Source records
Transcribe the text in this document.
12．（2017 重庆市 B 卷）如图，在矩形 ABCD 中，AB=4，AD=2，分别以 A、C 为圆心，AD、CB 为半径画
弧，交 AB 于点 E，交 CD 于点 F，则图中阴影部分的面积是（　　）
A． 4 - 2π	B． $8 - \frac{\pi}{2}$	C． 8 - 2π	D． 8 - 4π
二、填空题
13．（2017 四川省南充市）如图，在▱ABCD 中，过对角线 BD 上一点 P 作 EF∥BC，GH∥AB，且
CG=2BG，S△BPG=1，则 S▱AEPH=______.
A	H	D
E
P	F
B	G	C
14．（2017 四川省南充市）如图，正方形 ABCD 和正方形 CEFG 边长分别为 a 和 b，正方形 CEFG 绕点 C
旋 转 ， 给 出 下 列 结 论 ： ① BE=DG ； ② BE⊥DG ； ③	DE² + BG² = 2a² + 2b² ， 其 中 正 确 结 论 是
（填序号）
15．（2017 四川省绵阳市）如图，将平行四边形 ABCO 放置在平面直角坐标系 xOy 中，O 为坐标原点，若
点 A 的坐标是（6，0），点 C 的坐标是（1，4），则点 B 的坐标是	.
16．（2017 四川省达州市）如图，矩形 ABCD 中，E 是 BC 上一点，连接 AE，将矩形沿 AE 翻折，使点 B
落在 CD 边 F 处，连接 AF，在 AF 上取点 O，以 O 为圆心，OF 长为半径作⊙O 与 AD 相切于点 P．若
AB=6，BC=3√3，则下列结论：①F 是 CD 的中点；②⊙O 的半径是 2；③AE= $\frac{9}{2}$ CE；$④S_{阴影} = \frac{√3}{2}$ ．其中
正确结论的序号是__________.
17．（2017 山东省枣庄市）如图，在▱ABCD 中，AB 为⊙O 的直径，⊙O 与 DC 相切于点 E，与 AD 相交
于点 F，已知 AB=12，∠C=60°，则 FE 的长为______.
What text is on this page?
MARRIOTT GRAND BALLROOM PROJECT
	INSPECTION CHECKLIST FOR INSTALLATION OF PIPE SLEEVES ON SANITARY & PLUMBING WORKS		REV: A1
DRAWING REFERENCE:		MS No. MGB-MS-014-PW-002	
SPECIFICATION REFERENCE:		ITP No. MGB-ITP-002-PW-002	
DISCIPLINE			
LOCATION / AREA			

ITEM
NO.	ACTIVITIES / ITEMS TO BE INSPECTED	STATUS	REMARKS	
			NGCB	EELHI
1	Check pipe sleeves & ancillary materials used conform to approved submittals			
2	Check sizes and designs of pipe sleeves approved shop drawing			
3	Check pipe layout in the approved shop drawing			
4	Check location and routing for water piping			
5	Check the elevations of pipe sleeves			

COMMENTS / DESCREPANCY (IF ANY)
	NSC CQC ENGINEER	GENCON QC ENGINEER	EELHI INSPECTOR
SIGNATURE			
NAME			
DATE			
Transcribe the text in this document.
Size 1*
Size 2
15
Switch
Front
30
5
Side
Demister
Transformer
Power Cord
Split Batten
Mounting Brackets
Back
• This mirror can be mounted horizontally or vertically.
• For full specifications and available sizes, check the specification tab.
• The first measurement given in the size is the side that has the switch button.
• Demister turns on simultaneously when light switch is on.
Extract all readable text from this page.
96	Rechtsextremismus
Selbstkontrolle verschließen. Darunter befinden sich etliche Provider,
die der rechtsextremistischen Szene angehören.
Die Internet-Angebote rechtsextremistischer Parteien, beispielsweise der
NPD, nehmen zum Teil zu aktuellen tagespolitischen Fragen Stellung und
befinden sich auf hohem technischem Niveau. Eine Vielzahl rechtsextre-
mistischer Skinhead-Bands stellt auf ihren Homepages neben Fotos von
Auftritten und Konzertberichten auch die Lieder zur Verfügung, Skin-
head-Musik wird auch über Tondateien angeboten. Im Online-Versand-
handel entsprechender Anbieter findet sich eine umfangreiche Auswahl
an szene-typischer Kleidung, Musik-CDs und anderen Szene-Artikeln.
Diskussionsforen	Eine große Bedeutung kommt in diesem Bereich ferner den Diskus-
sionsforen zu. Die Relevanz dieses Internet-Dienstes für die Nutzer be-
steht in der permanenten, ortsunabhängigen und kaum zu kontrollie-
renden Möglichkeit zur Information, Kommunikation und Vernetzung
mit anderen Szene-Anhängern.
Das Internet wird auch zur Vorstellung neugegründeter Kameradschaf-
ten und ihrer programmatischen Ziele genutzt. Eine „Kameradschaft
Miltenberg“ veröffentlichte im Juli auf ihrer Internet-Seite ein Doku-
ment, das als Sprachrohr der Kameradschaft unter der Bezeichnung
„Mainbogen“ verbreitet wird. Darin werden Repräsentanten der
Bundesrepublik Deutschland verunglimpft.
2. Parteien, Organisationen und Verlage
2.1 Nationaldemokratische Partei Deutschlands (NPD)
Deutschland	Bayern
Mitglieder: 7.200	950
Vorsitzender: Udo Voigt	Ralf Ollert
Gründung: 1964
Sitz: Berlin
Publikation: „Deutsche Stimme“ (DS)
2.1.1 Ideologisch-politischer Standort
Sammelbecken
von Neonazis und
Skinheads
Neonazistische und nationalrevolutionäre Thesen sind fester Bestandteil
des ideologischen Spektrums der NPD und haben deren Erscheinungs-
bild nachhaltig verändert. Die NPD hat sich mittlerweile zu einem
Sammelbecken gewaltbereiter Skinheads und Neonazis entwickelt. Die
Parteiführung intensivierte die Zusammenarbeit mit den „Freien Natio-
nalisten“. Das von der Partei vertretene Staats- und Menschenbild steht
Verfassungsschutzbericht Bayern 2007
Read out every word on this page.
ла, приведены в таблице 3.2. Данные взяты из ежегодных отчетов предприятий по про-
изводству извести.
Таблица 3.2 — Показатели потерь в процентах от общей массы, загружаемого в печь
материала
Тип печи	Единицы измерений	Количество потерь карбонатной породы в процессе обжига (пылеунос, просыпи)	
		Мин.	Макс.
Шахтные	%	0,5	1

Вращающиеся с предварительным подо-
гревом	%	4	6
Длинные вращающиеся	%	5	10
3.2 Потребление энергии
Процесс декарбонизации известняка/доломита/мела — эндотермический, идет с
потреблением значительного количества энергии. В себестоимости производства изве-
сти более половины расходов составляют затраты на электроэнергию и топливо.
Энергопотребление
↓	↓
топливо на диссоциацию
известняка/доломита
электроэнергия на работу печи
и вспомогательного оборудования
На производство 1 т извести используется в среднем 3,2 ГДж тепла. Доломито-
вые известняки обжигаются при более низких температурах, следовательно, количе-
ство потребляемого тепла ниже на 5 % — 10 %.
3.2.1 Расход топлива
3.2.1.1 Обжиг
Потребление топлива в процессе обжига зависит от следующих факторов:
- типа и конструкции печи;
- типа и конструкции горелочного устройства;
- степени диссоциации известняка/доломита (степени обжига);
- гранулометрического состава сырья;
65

What needs to be done:
From the entries above, extract every line where the word "text" appears.

Solved problem:
Transcribe the text in this document.
What text is on this page?
Transcribe the text in this document.
Extract all readable text from this page.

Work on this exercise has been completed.